> **Given task**
Write out each record again exactly as it stands.

--

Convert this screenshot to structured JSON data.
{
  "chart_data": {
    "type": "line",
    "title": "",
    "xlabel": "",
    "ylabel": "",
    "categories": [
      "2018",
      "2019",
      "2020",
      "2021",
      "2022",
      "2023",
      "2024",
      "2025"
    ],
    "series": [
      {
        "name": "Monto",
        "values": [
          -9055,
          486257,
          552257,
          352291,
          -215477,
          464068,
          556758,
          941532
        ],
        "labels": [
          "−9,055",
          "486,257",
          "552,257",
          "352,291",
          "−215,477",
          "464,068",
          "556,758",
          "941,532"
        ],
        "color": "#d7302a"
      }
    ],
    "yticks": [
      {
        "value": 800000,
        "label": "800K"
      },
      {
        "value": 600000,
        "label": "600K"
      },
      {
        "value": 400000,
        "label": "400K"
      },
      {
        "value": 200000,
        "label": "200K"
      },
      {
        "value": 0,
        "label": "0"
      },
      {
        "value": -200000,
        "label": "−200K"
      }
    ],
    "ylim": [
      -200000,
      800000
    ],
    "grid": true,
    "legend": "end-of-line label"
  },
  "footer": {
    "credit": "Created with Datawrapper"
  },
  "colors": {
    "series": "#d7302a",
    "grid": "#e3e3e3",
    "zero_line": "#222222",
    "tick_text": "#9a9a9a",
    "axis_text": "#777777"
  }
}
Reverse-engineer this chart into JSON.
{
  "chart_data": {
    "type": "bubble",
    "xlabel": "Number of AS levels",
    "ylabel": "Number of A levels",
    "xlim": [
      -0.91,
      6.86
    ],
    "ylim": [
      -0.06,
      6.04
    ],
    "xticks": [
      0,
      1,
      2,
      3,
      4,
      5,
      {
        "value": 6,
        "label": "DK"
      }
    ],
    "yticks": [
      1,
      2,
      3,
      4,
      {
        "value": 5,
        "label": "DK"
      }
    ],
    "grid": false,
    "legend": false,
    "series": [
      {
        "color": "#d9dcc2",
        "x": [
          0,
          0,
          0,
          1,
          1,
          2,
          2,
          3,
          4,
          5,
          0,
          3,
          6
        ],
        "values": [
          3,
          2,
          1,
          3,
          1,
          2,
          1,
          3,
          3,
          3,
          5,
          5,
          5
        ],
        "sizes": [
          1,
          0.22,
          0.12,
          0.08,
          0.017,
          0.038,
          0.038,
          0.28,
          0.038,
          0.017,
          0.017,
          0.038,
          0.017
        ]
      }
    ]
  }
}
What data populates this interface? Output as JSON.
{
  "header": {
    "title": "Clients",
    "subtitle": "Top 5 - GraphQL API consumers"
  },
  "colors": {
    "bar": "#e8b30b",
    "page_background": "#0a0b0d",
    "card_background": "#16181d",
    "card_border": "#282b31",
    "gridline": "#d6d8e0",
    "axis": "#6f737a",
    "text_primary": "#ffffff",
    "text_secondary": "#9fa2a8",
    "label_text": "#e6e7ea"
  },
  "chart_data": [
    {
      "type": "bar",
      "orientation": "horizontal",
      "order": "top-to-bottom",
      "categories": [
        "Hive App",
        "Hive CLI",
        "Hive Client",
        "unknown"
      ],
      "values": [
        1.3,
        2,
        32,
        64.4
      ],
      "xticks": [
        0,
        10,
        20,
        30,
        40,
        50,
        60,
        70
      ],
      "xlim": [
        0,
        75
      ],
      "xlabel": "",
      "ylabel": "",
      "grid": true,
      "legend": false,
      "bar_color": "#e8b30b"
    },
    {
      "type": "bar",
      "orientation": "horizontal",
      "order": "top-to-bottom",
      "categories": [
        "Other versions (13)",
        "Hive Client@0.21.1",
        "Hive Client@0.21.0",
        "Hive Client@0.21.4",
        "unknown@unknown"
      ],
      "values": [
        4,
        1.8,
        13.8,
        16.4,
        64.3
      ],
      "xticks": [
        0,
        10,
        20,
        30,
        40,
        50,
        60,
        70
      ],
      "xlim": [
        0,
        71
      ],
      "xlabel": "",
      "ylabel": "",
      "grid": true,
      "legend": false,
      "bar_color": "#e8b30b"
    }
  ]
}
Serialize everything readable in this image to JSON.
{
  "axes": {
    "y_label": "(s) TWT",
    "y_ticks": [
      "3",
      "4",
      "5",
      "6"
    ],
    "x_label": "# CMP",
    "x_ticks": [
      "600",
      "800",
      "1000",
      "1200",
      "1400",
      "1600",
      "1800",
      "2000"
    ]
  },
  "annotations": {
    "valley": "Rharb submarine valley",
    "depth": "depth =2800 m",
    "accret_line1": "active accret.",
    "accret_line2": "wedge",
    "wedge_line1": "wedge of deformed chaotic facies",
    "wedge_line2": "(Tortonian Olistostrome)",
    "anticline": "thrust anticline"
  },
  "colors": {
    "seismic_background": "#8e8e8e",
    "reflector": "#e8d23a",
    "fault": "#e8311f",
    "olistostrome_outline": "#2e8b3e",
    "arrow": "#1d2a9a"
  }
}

--

> **Exercise solution**
Convert this screenshot to structured JSON data.
{
  "chart_data": {
    "type": "line",
    "title": "",
    "xlabel": "",
    "ylabel": "",
    "categories": [
      "2018",
      "2019",
      "2020",
      "2021",
      "2022",
      "2023",
      "2024",
      "2025"
    ],
    "series": [
      {
        "name": "Monto",
        "values": [
          -9055,
          486257,
          552257,
          352291,
          -215477,
          464068,
          556758,
          941532
        ],
        "labels": [
          "−9,055",
          "486,257",
          "552,257",
          "352,291",
          "−215,477",
          "464,068",
          "556,758",
          "941,532"
        ],
        "color": "#d7302a"
      }
    ],
    "yticks": [
      {
        "value": 800000,
        "label": "800K"
      },
      {
        "value": 600000,
        "label": "600K"
      },
      {
        "value": 400000,
        "label": "400K"
      },
      {
        "value": 200000,
        "label": "200K"
      },
      {
        "value": 0,
        "label": "0"
      },
      {
        "value": -200000,
        "label": "−200K"
      }
    ],
    "ylim": [
      -200000,
      800000
    ],
    "grid": true,
    "legend": "end-of-line label"
  },
  "footer": {
    "credit": "Created with Datawrapper"
  },
  "colors": {
    "series": "#d7302a",
    "grid": "#e3e3e3",
    "zero_line": "#222222",
    "tick_text": "#9a9a9a",
    "axis_text": "#777777"
  }
}
Reverse-engineer this chart into JSON.
{
  "chart_data": {
    "type": "bubble",
    "xlabel": "Number of AS levels",
    "ylabel": "Number of A levels",
    "xlim": [
      -0.91,
      6.86
    ],
    "ylim": [
      -0.06,
      6.04
    ],
    "xticks": [
      0,
      1,
      2,
      3,
      4,
      5,
      {
        "value": 6,
        "label": "DK"
      }
    ],
    "yticks": [
      1,
      2,
      3,
      4,
      {
        "value": 5,
        "label": "DK"
      }
    ],
    "grid": false,
    "legend": false,
    "series": [
      {
        "color": "#d9dcc2",
        "x": [
          0,
          0,
          0,
          1,
          1,
          2,
          2,
          3,
          4,
          5,
          0,
          3,
          6
        ],
        "values": [
          3,
          2,
          1,
          3,
          1,
          2,
          1,
          3,
          3,
          3,
          5,
          5,
          5
        ],
        "sizes": [
          1,
          0.22,
          0.12,
          0.08,
          0.017,
          0.038,
          0.038,
          0.28,
          0.038,
          0.017,
          0.017,
          0.038,
          0.017
        ]
      }
    ]
  }
}
What data populates this interface? Output as JSON.
{
  "header": {
    "title": "Clients",
    "subtitle": "Top 5 - GraphQL API consumers"
  },
  "colors": {
    "bar": "#e8b30b",
    "page_background": "#0a0b0d",
    "card_background": "#16181d",
    "card_border": "#282b31",
    "gridline": "#d6d8e0",
    "axis": "#6f737a",
    "text_primary": "#ffffff",
    "text_secondary": "#9fa2a8",
    "label_text": "#e6e7ea"
  },
  "chart_data": [
    {
      "type": "bar",
      "orientation": "horizontal",
      "order": "top-to-bottom",
      "categories": [
        "Hive App",
        "Hive CLI",
        "Hive Client",
        "unknown"
      ],
      "values": [
        1.3,
        2,
        32,
        64.4
      ],
      "xticks": [
        0,
        10,
        20,
        30,
        40,
        50,
        60,
        70
      ],
      "xlim": [
        0,
        75
      ],
      "xlabel": "",
      "ylabel": "",
      "grid": true,
      "legend": false,
      "bar_color": "#e8b30b"
    },
    {
      "type": "bar",
      "orientation": "horizontal",
      "order": "top-to-bottom",
      "categories": [
        "Other versions (13)",
        "Hive Client@0.21.1",
        "Hive Client@0.21.0",
        "Hive Client@0.21.4",
        "unknown@unknown"
      ],
      "values": [
        4,
        1.8,
        13.8,
        16.4,
        64.3
      ],
      "xticks": [
        0,
        10,
        20,
        30,
        40,
        50,
        60,
        70
      ],
      "xlim": [
        0,
        71
      ],
      "xlabel": "",
      "ylabel": "",
      "grid": true,
      "legend": false,
      "bar_color": "#e8b30b"
    }
  ]
}
Serialize everything readable in this image to JSON.
{
  "axes": {
    "y_label": "(s) TWT",
    "y_ticks": [
      "3",
      "4",
      "5",
      "6"
    ],
    "x_label": "# CMP",
    "x_ticks": [
      "600",
      "800",
      "1000",
      "1200",
      "1400",
      "1600",
      "1800",
      "2000"
    ]
  },
  "annotations": {
    "valley": "Rharb submarine valley",
    "depth": "depth =2800 m",
    "accret_line1": "active accret.",
    "accret_line2": "wedge",
    "wedge_line1": "wedge of deformed chaotic facies",
    "wedge_line2": "(Tortonian Olistostrome)",
    "anticline": "thrust anticline"
  },
  "colors": {
    "seismic_background": "#8e8e8e",
    "reflector": "#e8d23a",
    "fault": "#e8311f",
    "olistostrome_outline": "#2e8b3e",
    "arrow": "#1d2a9a"
  }
}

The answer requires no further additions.